THE REQUEST:
Can you reproduce the data beneath, keeping every line exact?

· · · ·

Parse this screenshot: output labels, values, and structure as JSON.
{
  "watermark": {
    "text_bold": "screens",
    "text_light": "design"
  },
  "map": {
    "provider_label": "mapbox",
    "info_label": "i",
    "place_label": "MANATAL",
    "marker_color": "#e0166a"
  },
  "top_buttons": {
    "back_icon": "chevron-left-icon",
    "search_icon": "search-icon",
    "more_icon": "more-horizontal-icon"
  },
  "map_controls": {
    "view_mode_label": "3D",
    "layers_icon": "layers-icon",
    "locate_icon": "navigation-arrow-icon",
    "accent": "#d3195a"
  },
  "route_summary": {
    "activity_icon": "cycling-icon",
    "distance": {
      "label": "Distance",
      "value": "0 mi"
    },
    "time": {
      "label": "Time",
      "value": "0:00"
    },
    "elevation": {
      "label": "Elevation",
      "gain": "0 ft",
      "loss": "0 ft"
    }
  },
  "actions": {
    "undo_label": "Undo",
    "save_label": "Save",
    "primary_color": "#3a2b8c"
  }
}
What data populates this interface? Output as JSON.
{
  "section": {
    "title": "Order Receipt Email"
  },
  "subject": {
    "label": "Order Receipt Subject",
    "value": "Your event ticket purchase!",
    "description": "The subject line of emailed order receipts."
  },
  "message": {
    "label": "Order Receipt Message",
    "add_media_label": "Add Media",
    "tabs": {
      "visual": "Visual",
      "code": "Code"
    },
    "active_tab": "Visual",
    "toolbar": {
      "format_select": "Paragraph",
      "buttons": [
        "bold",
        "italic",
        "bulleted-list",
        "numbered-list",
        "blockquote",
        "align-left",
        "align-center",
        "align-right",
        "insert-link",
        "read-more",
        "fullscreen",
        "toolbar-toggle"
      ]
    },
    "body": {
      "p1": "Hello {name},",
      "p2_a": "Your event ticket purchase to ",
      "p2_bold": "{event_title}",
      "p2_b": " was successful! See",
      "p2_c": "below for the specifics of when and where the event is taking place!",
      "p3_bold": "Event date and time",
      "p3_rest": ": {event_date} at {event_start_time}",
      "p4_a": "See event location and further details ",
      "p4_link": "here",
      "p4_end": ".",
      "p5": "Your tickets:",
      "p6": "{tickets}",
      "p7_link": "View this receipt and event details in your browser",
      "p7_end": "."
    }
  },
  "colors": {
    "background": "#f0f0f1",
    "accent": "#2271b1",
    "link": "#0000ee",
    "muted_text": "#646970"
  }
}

· · · ·

FULL ANSWER:
Parse this screenshot: output labels, values, and structure as JSON.
{
  "watermark": {
    "text_bold": "screens",
    "text_light": "design"
  },
  "map": {
    "provider_label": "mapbox",
    "info_label": "i",
    "place_label": "MANATAL",
    "marker_color": "#e0166a"
  },
  "top_buttons": {
    "back_icon": "chevron-left-icon",
    "search_icon": "search-icon",
    "more_icon": "more-horizontal-icon"
  },
  "map_controls": {
    "view_mode_label": "3D",
    "layers_icon": "layers-icon",
    "locate_icon": "navigation-arrow-icon",
    "accent": "#d3195a"
  },
  "route_summary": {
    "activity_icon": "cycling-icon",
    "distance": {
      "label": "Distance",
      "value": "0 mi"
    },
    "time": {
      "label": "Time",
      "value": "0:00"
    },
    "elevation": {
      "label": "Elevation",
      "gain": "0 ft",
      "loss": "0 ft"
    }
  },
  "actions": {
    "undo_label": "Undo",
    "save_label": "Save",
    "primary_color": "#3a2b8c"
  }
}
What data populates this interface? Output as JSON.
{
  "section": {
    "title": "Order Receipt Email"
  },
  "subject": {
    "label": "Order Receipt Subject",
    "value": "Your event ticket purchase!",
    "description": "The subject line of emailed order receipts."
  },
  "message": {
    "label": "Order Receipt Message",
    "add_media_label": "Add Media",
    "tabs": {
      "visual": "Visual",
      "code": "Code"
    },
    "active_tab": "Visual",
    "toolbar": {
      "format_select": "Paragraph",
      "buttons": [
        "bold",
        "italic",
        "bulleted-list",
        "numbered-list",
        "blockquote",
        "align-left",
        "align-center",
        "align-right",
        "insert-link",
        "read-more",
        "fullscreen",
        "toolbar-toggle"
      ]
    },
    "body": {
      "p1": "Hello {name},",
      "p2_a": "Your event ticket purchase to ",
      "p2_bold": "{event_title}",
      "p2_b": " was successful! See",
      "p2_c": "below for the specifics of when and where the event is taking place!",
      "p3_bold": "Event date and time",
      "p3_rest": ": {event_date} at {event_start_time}",
      "p4_a": "See event location and further details ",
      "p4_link": "here",
      "p4_end": ".",
      "p5": "Your tickets:",
      "p6": "{tickets}",
      "p7_link": "View this receipt and event details in your browser",
      "p7_end": "."
    }
  },
  "colors": {
    "background": "#f0f0f1",
    "accent": "#2271b1",
    "link": "#0000ee",
    "muted_text": "#646970"
  }
}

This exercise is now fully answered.